-- start Task input --
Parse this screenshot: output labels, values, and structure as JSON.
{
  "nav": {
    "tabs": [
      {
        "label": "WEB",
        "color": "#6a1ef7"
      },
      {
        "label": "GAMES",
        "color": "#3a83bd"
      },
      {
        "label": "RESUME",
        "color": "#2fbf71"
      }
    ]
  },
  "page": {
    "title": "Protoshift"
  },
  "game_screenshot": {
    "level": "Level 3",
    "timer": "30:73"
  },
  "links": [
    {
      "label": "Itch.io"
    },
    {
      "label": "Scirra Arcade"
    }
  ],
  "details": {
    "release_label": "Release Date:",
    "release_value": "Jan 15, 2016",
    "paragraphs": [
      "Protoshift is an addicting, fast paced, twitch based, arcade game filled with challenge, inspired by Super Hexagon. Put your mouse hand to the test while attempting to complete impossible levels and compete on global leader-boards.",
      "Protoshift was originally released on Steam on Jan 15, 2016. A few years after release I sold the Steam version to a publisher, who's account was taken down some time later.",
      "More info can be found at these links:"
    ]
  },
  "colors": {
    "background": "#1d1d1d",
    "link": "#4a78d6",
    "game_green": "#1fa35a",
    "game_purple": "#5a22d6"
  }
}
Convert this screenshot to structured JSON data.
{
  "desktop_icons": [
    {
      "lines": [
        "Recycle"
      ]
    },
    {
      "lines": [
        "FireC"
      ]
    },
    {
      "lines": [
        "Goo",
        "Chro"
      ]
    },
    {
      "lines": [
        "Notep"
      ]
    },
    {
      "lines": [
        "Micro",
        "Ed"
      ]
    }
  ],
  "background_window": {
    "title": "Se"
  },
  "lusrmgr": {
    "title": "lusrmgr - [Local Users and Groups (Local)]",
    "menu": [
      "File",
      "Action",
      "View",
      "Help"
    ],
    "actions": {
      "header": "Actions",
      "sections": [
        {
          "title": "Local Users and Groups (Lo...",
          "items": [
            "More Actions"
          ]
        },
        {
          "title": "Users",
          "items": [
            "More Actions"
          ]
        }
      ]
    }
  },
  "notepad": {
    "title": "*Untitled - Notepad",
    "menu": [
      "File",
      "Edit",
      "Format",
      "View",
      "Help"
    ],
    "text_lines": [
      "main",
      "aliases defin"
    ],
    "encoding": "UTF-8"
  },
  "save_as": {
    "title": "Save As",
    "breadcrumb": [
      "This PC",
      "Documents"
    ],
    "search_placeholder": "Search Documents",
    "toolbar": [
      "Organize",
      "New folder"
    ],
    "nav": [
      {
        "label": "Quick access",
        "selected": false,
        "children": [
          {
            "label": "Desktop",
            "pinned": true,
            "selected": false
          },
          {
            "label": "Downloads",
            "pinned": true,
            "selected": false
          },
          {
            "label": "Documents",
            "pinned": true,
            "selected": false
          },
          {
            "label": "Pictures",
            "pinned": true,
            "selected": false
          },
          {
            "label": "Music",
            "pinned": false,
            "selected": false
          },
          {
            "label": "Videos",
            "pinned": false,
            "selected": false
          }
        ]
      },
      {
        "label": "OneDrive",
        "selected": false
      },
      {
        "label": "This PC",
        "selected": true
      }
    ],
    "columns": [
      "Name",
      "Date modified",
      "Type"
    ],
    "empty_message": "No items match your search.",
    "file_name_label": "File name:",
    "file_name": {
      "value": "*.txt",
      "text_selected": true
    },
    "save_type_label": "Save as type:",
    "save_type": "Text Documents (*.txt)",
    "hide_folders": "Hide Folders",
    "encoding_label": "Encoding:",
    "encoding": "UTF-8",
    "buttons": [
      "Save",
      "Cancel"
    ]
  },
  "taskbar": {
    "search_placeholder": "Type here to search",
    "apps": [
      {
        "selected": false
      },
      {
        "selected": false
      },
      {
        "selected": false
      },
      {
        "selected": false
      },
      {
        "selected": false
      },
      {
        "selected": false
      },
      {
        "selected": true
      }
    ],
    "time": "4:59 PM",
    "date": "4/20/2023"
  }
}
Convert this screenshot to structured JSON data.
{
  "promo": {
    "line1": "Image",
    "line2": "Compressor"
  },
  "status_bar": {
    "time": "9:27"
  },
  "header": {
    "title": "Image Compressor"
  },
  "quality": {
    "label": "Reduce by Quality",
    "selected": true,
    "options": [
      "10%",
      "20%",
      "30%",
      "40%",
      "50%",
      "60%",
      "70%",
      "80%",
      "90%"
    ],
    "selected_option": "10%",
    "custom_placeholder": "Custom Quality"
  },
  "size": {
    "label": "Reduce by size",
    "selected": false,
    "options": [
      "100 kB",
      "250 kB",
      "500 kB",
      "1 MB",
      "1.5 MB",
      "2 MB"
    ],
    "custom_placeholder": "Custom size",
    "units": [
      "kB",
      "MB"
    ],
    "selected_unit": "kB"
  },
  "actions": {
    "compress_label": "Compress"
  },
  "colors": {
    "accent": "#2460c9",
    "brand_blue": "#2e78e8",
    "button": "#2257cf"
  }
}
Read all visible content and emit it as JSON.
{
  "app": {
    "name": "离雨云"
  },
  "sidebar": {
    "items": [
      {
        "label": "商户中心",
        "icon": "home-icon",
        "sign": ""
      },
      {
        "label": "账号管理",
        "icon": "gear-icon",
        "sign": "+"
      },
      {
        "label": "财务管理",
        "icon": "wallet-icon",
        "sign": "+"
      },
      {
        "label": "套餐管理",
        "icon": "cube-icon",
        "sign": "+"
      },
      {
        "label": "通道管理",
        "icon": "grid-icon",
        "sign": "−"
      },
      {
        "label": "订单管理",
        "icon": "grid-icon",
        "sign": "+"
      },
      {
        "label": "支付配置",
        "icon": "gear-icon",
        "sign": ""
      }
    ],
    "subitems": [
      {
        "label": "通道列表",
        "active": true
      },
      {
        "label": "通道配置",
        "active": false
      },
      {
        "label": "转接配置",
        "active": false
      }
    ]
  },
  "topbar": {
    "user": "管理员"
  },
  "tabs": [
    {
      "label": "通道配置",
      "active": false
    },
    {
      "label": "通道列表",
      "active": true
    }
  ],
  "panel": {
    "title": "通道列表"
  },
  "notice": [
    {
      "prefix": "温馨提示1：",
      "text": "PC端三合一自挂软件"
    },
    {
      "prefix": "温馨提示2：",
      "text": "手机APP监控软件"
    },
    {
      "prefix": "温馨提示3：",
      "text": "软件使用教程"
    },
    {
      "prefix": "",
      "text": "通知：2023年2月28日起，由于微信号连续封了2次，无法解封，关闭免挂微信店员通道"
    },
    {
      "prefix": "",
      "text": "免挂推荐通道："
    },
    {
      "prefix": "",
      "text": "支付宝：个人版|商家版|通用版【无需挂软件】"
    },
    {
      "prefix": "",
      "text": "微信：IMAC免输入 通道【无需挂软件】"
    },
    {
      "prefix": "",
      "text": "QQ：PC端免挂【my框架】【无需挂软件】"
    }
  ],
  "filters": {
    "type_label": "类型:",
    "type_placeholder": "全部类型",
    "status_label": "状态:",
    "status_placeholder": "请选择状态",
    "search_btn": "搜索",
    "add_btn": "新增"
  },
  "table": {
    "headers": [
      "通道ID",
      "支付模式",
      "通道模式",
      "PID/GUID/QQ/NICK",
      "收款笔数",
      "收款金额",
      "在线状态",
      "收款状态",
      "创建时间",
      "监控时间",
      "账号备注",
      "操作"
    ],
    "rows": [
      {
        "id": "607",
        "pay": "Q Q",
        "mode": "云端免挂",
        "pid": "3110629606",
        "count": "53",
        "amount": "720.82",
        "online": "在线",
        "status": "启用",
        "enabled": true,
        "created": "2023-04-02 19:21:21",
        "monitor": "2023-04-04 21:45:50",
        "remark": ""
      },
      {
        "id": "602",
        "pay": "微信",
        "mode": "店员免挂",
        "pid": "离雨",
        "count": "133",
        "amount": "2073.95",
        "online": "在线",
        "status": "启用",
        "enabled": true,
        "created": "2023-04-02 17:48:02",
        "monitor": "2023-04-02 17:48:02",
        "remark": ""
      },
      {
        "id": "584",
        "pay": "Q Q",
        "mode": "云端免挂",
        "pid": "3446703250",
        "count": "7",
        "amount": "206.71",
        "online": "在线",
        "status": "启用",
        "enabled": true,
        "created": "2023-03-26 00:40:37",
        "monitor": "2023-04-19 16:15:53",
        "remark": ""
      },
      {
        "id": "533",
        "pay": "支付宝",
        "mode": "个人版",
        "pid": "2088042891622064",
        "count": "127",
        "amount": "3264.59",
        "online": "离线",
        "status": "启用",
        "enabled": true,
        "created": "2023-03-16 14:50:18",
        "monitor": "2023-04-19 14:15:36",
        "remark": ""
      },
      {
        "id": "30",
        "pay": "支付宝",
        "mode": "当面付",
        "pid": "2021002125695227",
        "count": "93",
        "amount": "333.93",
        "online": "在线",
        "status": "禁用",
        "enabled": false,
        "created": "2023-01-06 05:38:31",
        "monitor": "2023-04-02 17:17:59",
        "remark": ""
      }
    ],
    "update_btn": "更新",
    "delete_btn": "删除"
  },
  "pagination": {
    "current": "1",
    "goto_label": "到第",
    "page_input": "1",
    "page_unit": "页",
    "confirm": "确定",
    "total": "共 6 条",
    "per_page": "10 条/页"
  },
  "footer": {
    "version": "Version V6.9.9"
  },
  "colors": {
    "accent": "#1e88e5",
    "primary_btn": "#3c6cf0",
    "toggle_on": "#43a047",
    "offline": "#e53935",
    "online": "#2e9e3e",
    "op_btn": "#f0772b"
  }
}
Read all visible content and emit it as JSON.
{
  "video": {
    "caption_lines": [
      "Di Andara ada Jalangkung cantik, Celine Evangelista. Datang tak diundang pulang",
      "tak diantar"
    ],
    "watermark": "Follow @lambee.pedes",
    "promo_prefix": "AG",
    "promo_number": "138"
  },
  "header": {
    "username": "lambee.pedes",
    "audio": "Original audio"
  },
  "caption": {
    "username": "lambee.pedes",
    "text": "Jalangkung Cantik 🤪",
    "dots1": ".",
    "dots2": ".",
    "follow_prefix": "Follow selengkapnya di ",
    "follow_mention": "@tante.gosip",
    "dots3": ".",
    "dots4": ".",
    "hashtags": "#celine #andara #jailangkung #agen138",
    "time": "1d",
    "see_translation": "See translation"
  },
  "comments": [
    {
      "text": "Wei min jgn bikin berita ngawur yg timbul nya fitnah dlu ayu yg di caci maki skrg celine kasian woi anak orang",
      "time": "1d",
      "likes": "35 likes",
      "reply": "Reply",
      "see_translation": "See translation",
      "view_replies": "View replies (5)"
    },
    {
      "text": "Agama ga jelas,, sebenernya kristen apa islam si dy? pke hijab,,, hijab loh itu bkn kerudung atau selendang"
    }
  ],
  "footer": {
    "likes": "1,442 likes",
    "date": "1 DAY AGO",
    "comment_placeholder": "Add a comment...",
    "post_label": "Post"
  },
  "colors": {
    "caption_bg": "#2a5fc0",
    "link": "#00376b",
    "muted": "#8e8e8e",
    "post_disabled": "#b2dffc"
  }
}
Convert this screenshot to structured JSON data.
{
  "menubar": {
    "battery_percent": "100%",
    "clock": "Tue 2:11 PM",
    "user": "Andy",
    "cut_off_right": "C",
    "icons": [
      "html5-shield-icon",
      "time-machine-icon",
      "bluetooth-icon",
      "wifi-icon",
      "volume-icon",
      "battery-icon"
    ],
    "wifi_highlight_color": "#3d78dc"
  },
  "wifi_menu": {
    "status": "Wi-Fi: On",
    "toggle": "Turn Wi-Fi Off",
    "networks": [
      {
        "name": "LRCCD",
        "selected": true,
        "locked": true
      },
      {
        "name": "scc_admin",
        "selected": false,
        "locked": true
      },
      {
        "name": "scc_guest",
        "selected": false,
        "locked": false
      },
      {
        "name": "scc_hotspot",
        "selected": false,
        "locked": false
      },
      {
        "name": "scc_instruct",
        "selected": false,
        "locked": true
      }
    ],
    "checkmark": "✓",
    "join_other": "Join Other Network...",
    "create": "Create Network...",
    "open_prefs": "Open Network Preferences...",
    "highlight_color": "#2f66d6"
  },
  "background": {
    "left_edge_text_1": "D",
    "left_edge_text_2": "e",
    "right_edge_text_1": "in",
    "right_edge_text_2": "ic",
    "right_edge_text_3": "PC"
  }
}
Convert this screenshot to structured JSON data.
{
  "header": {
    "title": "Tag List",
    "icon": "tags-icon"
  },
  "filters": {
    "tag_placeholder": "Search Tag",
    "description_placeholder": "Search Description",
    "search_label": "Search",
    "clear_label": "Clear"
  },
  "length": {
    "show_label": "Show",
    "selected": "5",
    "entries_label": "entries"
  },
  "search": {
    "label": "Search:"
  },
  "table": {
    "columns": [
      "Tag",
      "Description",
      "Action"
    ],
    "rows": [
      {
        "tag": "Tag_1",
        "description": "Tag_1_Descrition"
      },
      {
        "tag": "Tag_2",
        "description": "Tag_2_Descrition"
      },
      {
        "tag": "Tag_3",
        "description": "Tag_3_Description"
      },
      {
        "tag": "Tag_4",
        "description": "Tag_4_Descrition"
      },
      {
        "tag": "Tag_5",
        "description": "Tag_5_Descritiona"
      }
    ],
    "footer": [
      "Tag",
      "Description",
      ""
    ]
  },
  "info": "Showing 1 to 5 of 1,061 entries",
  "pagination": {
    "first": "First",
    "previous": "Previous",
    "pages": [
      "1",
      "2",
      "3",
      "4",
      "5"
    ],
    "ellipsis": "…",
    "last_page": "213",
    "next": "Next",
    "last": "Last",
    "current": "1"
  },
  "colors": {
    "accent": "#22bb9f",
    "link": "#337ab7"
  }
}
-- end Task input --
From the data above, gather every line that includes the word "Users".

**Worked solution**.
    "title": "lusrmgr - [Local Users and Groups (Local)]",
          "title": "Local Users and Groups (Lo...",
          "title": "Users",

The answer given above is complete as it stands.